Problem to solve: Reproduce each line of the listing exactly.

Dataset rows:
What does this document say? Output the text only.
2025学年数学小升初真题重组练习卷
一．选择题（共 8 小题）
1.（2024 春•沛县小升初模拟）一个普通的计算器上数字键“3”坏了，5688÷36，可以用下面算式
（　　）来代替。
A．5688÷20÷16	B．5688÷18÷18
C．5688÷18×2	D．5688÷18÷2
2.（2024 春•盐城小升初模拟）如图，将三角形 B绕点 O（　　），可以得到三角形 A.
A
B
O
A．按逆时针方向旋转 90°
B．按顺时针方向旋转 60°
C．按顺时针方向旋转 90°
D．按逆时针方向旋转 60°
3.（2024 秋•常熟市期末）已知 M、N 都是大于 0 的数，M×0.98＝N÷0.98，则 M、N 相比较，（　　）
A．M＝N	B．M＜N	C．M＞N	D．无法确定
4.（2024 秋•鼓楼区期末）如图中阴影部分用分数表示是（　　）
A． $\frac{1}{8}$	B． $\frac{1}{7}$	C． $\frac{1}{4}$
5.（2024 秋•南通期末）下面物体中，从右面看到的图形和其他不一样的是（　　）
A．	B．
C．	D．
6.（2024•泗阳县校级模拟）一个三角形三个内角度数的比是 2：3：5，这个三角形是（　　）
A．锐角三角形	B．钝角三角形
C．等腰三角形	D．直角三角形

Solution for this exercise:
What does this document say? Output the text only.
2025学年数学小升初真题重组练习卷
一．选择题（共 8 小题）
1.（2024 春•沛县小升初模拟）一个普通的计算器上数字键“3”坏了，5688÷36，可以用下面算式
（　　）来代替。
A．5688÷20÷16	B．5688÷18÷18
C．5688÷18×2	D．5688÷18÷2
2.（2024 春•盐城小升初模拟）如图，将三角形 B绕点 O（　　），可以得到三角形 A.
A
B
O
A．按逆时针方向旋转 90°
B．按顺时针方向旋转 60°
C．按顺时针方向旋转 90°
D．按逆时针方向旋转 60°
3.（2024 秋•常熟市期末）已知 M、N 都是大于 0 的数，M×0.98＝N÷0.98，则 M、N 相比较，（　　）
A．M＝N	B．M＜N	C．M＞N	D．无法确定
4.（2024 秋•鼓楼区期末）如图中阴影部分用分数表示是（　　）
A． $\frac{1}{8}$	B． $\frac{1}{7}$	C． $\frac{1}{4}$
5.（2024 秋•南通期末）下面物体中，从右面看到的图形和其他不一样的是（　　）
A．	B．
C．	D．
6.（2024•泗阳县校级模拟）一个三角形三个内角度数的比是 2：3：5，这个三角形是（　　）
A．锐角三角形	B．钝角三角形
C．等腰三角形	D．直角三角形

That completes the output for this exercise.